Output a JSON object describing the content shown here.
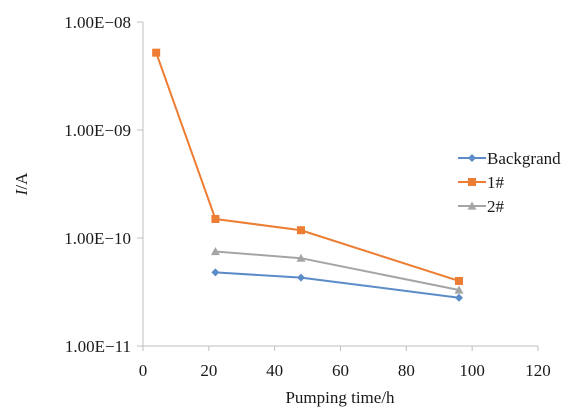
{
  "chart_data": {
    "type": "line",
    "xlabel": "Pumping time/h",
    "ylabel_italic": "I",
    "ylabel_rest": "/A",
    "x_scale": "linear",
    "y_scale": "log",
    "xlim": [
      0,
      120
    ],
    "ylim": [
      1e-11,
      1e-08
    ],
    "x_ticks": [
      0,
      20,
      40,
      60,
      80,
      100,
      120
    ],
    "x_tick_labels": [
      "0",
      "20",
      "40",
      "60",
      "80",
      "100",
      "120"
    ],
    "y_ticks": [
      1e-11,
      1e-10,
      1e-09,
      1e-08
    ],
    "y_tick_labels": [
      "1.00E−11",
      "1.00E−10",
      "1.00E−09",
      "1.00E−08"
    ],
    "grid": false,
    "legend_position": "right",
    "series": [
      {
        "name": "Backgrand",
        "color": "#5b8cc8",
        "marker": "diamond",
        "points": [
          [
            22,
            4.8e-11
          ],
          [
            48,
            4.3e-11
          ],
          [
            96,
            2.8e-11
          ]
        ]
      },
      {
        "name": "1#",
        "color": "#ec7d33",
        "marker": "square",
        "points": [
          [
            4,
            5.2e-09
          ],
          [
            22,
            1.5e-10
          ],
          [
            48,
            1.18e-10
          ],
          [
            96,
            4e-11
          ]
        ]
      },
      {
        "name": "2#",
        "color": "#a5a5a5",
        "marker": "triangle",
        "points": [
          [
            22,
            7.5e-11
          ],
          [
            48,
            6.5e-11
          ],
          [
            96,
            3.3e-11
          ]
        ]
      }
    ]
  }
}
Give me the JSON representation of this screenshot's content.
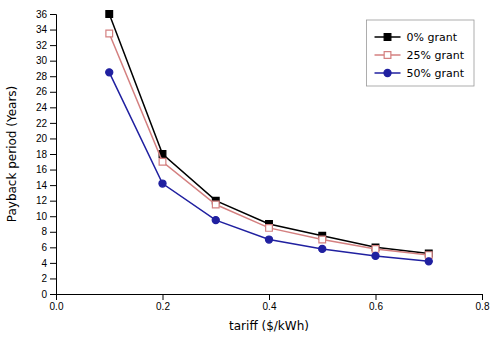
{
  "chart_data": {
    "type": "line",
    "x": [
      0.1,
      0.2,
      0.3,
      0.4,
      0.5,
      0.6,
      0.7
    ],
    "series": [
      {
        "name": "0% grant",
        "color": "#000000",
        "marker": "square",
        "values": [
          36.0,
          18.0,
          12.0,
          9.0,
          7.5,
          6.0,
          5.2
        ]
      },
      {
        "name": "25% grant",
        "color": "#d48080",
        "marker": "square-open",
        "values": [
          33.5,
          17.0,
          11.5,
          8.5,
          7.0,
          5.8,
          5.0
        ]
      },
      {
        "name": "50% grant",
        "color": "#2020a0",
        "marker": "circle",
        "values": [
          28.5,
          14.2,
          9.5,
          7.0,
          5.8,
          4.9,
          4.2
        ]
      }
    ],
    "xlim": [
      0.0,
      0.8
    ],
    "xticks": [
      {
        "value": 0.0,
        "label": "0.0"
      },
      0.2,
      0.4,
      0.6,
      0.8
    ],
    "ylim": [
      0,
      36
    ],
    "yticks": [
      0,
      2,
      4,
      6,
      8,
      10,
      12,
      14,
      16,
      18,
      20,
      22,
      24,
      26,
      28,
      30,
      32,
      34,
      36
    ],
    "xlabel": "tariff ($/kWh)",
    "ylabel": "Payback period (Years)",
    "legend": "upper right",
    "grid": false
  }
}
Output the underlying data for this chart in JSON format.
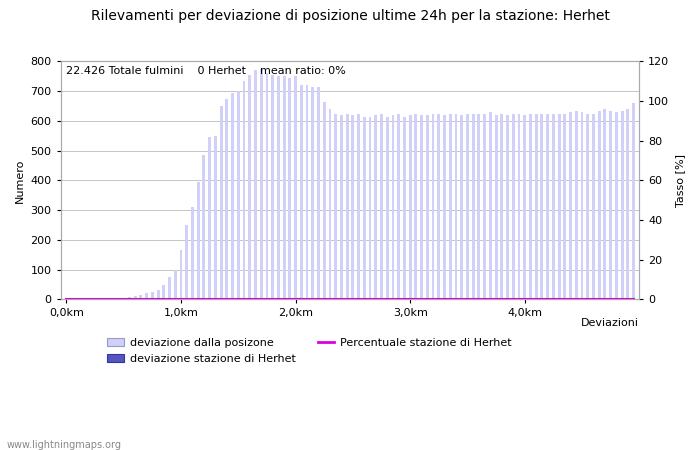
{
  "title": "Rilevamenti per deviazione di posizione ultime 24h per la stazione: Herhet",
  "subtitle": "22.426 Totale fulmini    0 Herhet    mean ratio: 0%",
  "xlabel": "Deviazioni",
  "ylabel_left": "Numero",
  "ylabel_right": "Tasso [%]",
  "watermark": "www.lightningmaps.org",
  "bar_color": "#d0d0f8",
  "bar_color_station": "#5555bb",
  "line_color": "#dd00dd",
  "ylim_left": [
    0,
    800
  ],
  "ylim_right": [
    0,
    120
  ],
  "yticks_left": [
    0,
    100,
    200,
    300,
    400,
    500,
    600,
    700,
    800
  ],
  "yticks_right": [
    0,
    20,
    40,
    60,
    80,
    100,
    120
  ],
  "xtick_labels": [
    "0,0km",
    "1,0km",
    "2,0km",
    "3,0km",
    "4,0km"
  ],
  "xtick_positions": [
    0,
    20,
    40,
    60,
    80
  ],
  "n_bars": 100,
  "bar_values": [
    1,
    1,
    2,
    1,
    2,
    3,
    2,
    4,
    3,
    5,
    5,
    8,
    10,
    15,
    20,
    25,
    30,
    50,
    75,
    100,
    165,
    250,
    310,
    395,
    485,
    545,
    548,
    650,
    675,
    695,
    700,
    735,
    755,
    770,
    775,
    760,
    755,
    750,
    750,
    745,
    750,
    720,
    720,
    715,
    715,
    665,
    640,
    625,
    620,
    625,
    620,
    625,
    615,
    615,
    620,
    625,
    615,
    620,
    625,
    615,
    620,
    625,
    620,
    620,
    625,
    625,
    620,
    625,
    625,
    620,
    625,
    625,
    625,
    625,
    630,
    620,
    625,
    620,
    625,
    625,
    620,
    625,
    625,
    625,
    625,
    625,
    625,
    625,
    630,
    635,
    630,
    625,
    625,
    635,
    640,
    635,
    630,
    635,
    640,
    660
  ],
  "station_bar_values": [
    0,
    0,
    0,
    0,
    0,
    0,
    0,
    0,
    0,
    0,
    0,
    0,
    0,
    0,
    0,
    0,
    0,
    0,
    0,
    0,
    0,
    0,
    0,
    0,
    0,
    0,
    0,
    0,
    0,
    0,
    0,
    0,
    0,
    0,
    0,
    0,
    0,
    0,
    0,
    0,
    0,
    0,
    0,
    0,
    0,
    0,
    0,
    0,
    0,
    0,
    0,
    0,
    0,
    0,
    0,
    0,
    0,
    0,
    0,
    0,
    0,
    0,
    0,
    0,
    0,
    0,
    0,
    0,
    0,
    0,
    0,
    0,
    0,
    0,
    0,
    0,
    0,
    0,
    0,
    0,
    0,
    0,
    0,
    0,
    0,
    0,
    0,
    0,
    0,
    0,
    0,
    0,
    0,
    0,
    0,
    0,
    0,
    0,
    0,
    0
  ],
  "percentage_values": [
    0,
    0,
    0,
    0,
    0,
    0,
    0,
    0,
    0,
    0,
    0,
    0,
    0,
    0,
    0,
    0,
    0,
    0,
    0,
    0,
    0,
    0,
    0,
    0,
    0,
    0,
    0,
    0,
    0,
    0,
    0,
    0,
    0,
    0,
    0,
    0,
    0,
    0,
    0,
    0,
    0,
    0,
    0,
    0,
    0,
    0,
    0,
    0,
    0,
    0,
    0,
    0,
    0,
    0,
    0,
    0,
    0,
    0,
    0,
    0,
    0,
    0,
    0,
    0,
    0,
    0,
    0,
    0,
    0,
    0,
    0,
    0,
    0,
    0,
    0,
    0,
    0,
    0,
    0,
    0,
    0,
    0,
    0,
    0,
    0,
    0,
    0,
    0,
    0,
    0,
    0,
    0,
    0,
    0,
    0,
    0,
    0,
    0,
    0,
    0
  ],
  "background_color": "#ffffff",
  "grid_color": "#bbbbbb",
  "title_fontsize": 10,
  "subtitle_fontsize": 8,
  "axis_fontsize": 8,
  "tick_fontsize": 8,
  "bar_width": 0.5
}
+ + + +
__TO DO__. Quote each line of the listing exactly, but leave the pictures out.

__ANSWER TO THE PROBLEM__.
Output a JSON object describing the content shown here.
{
  "chart_data": {
    "type": "line",
    "xlabel": "Pumping time/h",
    "ylabel_italic": "I",
    "ylabel_rest": "/A",
    "x_scale": "linear",
    "y_scale": "log",
    "xlim": [
      0,
      120
    ],
    "ylim": [
      1e-11,
      1e-08
    ],
    "x_ticks": [
      0,
      20,
      40,
      60,
      80,
      100,
      120
    ],
    "x_tick_labels": [
      "0",
      "20",
      "40",
      "60",
      "80",
      "100",
      "120"
    ],
    "y_ticks": [
      1e-11,
      1e-10,
      1e-09,
      1e-08
    ],
    "y_tick_labels": [
      "1.00E−11",
      "1.00E−10",
      "1.00E−09",
      "1.00E−08"
    ],
    "grid": false,
    "legend_position": "right",
    "series": [
      {
        "name": "Backgrand",
        "color": "#5b8cc8",
        "marker": "diamond",
        "points": [
          [
            22,
            4.8e-11
          ],
          [
            48,
            4.3e-11
          ],
          [
            96,
            2.8e-11
          ]
        ]
      },
      {
        "name": "1#",
        "color": "#ec7d33",
        "marker": "square",
        "points": [
          [
            4,
            5.2e-09
          ],
          [
            22,
            1.5e-10
          ],
          [
            48,
            1.18e-10
          ],
          [
            96,
            4e-11
          ]
        ]
      },
      {
        "name": "2#",
        "color": "#a5a5a5",
        "marker": "triangle",
        "points": [
          [
            22,
            7.5e-11
          ],
          [
            48,
            6.5e-11
          ],
          [
            96,
            3.3e-11
          ]
        ]
      }
    ]
  }
}
Give me the JSON representation of this screenshot's content.
{
  "chart_data": {
    "type": "line",
    "x": [
      0.1,
      0.2,
      0.3,
      0.4,
      0.5,
      0.6,
      0.7
    ],
    "series": [
      {
        "name": "0% grant",
        "color": "#000000",
        "marker": "square",
        "values": [
          36.0,
          18.0,
          12.0,
          9.0,
          7.5,
          6.0,
          5.2
        ]
      },
      {
        "name": "25% grant",
        "color": "#d48080",
        "marker": "square-open",
        "values": [
          33.5,
          17.0,
          11.5,
          8.5,
          7.0,
          5.8,
          5.0
        ]
      },
      {
        "name": "50% grant",
        "color": "#2020a0",
        "marker": "circle",
        "values": [
          28.5,
          14.2,
          9.5,
          7.0,
          5.8,
          4.9,
          4.2
        ]
      }
    ],
    "xlim": [
      0.0,
      0.8
    ],
    "xticks": [
      {
        "value": 0.0,
        "label": "0.0"
      },
      0.2,
      0.4,
      0.6,
      0.8
    ],
    "ylim": [
      0,
      36
    ],
    "yticks": [
      0,
      2,
      4,
      6,
      8,
      10,
      12,
      14,
      16,
      18,
      20,
      22,
      24,
      26,
      28,
      30,
      32,
      34,
      36
    ],
    "xlabel": "tariff ($/kWh)",
    "ylabel": "Payback period (Years)",
    "legend": "upper right",
    "grid": false
  }
}
Output the underlying data for this chart in JSON format.
{
  "title": "Rilevamenti per deviazione di posizione ultime 24h per la stazione: Herhet",
  "subtitle": "22.426 Totale fulmini    0 Herhet    mean ratio: 0%",
  "xlabel": "Deviazioni",
  "ylabel_left": "Numero",
  "ylabel_right": "Tasso [%]",
  "watermark": "www.lightningmaps.org",
  "bar_color": "#d0d0f8",
  "bar_color_station": "#5555bb",
  "line_color": "#dd00dd",
  "ylim_left": [
    0,
    800
  ],
  "ylim_right": [
    0,
    120
  ],
  "yticks_left": [
    0,
    100,
    200,
    300,
    400,
    500,
    600,
    700,
    800
  ],
  "yticks_right": [
    0,
    20,
    40,
    60,
    80,
    100,
    120
  ],
  "xtick_labels": [
    "0,0km",
    "1,0km",
    "2,0km",
    "3,0km",
    "4,0km"
  ],
  "xtick_positions": [
    0,
    20,
    40,
    60,
    80
  ],
  "n_bars": 100,
  "bar_values": [
    1,
    1,
    2,
    1,
    2,
    3,
    2,
    4,
    3,
    5,
    5,
    8,
    10,
    15,
    20,
    25,
    30,
    50,
    75,
    100,
    165,
    250,
    310,
    395,
    485,
    545,
    548,
    650,
    675,
    695,
    700,
    735,
    755,
    770,
    775,
    760,
    755,
    750,
    750,
    745,
    750,
    720,
    720,
    715,
    715,
    665,
    640,
    625,
    620,
    625,
    620,
    625,
    615,
    615,
    620,
    625,
    615,
    620,
    625,
    615,
    620,
    625,
    620,
    620,
    625,
    625,
    620,
    625,
    625,
    620,
    625,
    625,
    625,
    625,
    630,
    620,
    625,
    620,
    625,
    625,
    620,
    625,
    625,
    625,
    625,
    625,
    625,
    625,
    630,
    635,
    630,
    625,
    625,
    635,
    640,
    635,
    630,
    635,
    640,
    660
  ],
  "station_bar_values": [
    0,
    0,
    0,
    0,
    0,
    0,
    0,
    0,
    0,
    0,
    0,
    0,
    0,
    0,
    0,
    0,
    0,
    0,
    0,
    0,
    0,
    0,
    0,
    0,
    0,
    0,
    0,
    0,
    0,
    0,
    0,
    0,
    0,
    0,
    0,
    0,
    0,
    0,
    0,
    0,
    0,
    0,
    0,
    0,
    0,
    0,
    0,
    0,
    0,
    0,
    0,
    0,
    0,
    0,
    0,
    0,
    0,
    0,
    0,
    0,
    0,
    0,
    0,
    0,
    0,
    0,
    0,
    0,
    0,
    0,
    0,
    0,
    0,
    0,
    0,
    0,
    0,
    0,
    0,
    0,
    0,
    0,
    0,
    0,
    0,
    0,
    0,
    0,
    0,
    0,
    0,
    0,
    0,
    0,
    0,
    0,
    0,
    0,
    0,
    0
  ],
  "percentage_values": [
    0,
    0,
    0,
    0,
    0,
    0,
    0,
    0,
    0,
    0,
    0,
    0,
    0,
    0,
    0,
    0,
    0,
    0,
    0,
    0,
    0,
    0,
    0,
    0,
    0,
    0,
    0,
    0,
    0,
    0,
    0,
    0,
    0,
    0,
    0,
    0,
    0,
    0,
    0,
    0,
    0,
    0,
    0,
    0,
    0,
    0,
    0,
    0,
    0,
    0,
    0,
    0,
    0,
    0,
    0,
    0,
    0,
    0,
    0,
    0,
    0,
    0,
    0,
    0,
    0,
    0,
    0,
    0,
    0,
    0,
    0,
    0,
    0,
    0,
    0,
    0,
    0,
    0,
    0,
    0,
    0,
    0,
    0,
    0,
    0,
    0,
    0,
    0,
    0,
    0,
    0,
    0,
    0,
    0,
    0,
    0,
    0,
    0,
    0,
    0
  ],
  "background_color": "#ffffff",
  "grid_color": "#bbbbbb",
  "title_fontsize": 10,
  "subtitle_fontsize": 8,
  "axis_fontsize": 8,
  "tick_fontsize": 8,
  "bar_width": 0.5
}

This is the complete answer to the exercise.